- Data entries -
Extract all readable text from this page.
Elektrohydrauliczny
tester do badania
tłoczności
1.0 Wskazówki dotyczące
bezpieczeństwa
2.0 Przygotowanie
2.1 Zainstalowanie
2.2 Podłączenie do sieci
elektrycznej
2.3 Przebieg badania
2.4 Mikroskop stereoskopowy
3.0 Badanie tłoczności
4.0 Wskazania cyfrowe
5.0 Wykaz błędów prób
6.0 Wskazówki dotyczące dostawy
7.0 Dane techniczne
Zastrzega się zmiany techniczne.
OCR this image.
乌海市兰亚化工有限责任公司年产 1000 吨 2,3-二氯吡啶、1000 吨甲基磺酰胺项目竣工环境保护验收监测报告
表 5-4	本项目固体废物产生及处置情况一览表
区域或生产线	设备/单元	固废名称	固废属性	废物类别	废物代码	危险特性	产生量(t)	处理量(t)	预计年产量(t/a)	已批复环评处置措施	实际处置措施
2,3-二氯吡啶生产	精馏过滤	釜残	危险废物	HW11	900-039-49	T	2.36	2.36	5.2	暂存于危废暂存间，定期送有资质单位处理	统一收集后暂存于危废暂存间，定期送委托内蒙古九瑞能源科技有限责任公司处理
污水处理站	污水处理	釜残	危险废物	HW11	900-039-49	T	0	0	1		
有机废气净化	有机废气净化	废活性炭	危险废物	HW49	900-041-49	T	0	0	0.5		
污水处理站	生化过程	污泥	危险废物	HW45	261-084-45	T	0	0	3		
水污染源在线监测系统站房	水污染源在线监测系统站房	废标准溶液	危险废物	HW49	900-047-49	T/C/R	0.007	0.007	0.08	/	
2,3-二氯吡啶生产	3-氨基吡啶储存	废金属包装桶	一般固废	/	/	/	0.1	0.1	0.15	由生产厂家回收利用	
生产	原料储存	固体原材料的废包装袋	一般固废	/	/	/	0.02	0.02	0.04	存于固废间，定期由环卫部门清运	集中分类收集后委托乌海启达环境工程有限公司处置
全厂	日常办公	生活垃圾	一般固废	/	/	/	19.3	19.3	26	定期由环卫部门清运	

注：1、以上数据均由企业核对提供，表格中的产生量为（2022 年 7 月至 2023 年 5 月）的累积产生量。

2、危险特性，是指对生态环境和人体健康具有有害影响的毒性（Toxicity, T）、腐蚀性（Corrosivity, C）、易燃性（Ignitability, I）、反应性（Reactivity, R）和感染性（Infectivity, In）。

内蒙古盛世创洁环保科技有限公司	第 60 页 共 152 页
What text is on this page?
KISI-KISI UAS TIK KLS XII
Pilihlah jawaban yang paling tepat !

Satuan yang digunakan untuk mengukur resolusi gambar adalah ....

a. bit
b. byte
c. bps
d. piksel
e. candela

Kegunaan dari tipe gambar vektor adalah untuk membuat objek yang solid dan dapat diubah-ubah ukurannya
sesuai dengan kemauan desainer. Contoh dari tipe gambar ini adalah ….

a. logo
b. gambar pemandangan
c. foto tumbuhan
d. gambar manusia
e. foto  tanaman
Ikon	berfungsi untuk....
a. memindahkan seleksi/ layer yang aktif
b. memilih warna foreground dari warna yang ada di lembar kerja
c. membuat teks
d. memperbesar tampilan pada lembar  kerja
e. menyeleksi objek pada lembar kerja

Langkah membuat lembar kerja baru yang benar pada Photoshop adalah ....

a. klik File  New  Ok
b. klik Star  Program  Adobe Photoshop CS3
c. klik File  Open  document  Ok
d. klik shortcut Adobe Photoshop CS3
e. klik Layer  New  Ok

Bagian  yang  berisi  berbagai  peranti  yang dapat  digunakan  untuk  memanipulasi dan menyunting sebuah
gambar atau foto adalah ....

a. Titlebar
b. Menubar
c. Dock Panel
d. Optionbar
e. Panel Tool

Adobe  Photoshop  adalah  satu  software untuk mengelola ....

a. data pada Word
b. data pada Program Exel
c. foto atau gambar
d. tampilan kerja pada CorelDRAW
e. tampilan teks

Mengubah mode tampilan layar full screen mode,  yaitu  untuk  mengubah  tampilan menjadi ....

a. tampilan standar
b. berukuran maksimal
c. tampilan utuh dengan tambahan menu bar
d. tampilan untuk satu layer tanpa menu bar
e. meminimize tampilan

- Work required -
Find all lines with "digunakan" in them and copy each one.

- Exercise result -
Satuan yang digunakan untuk mengukur resolusi gambar adalah ....
Bagian  yang  berisi  berbagai  peranti  yang dapat  digunakan  untuk  memanipulasi dan menyunting sebuah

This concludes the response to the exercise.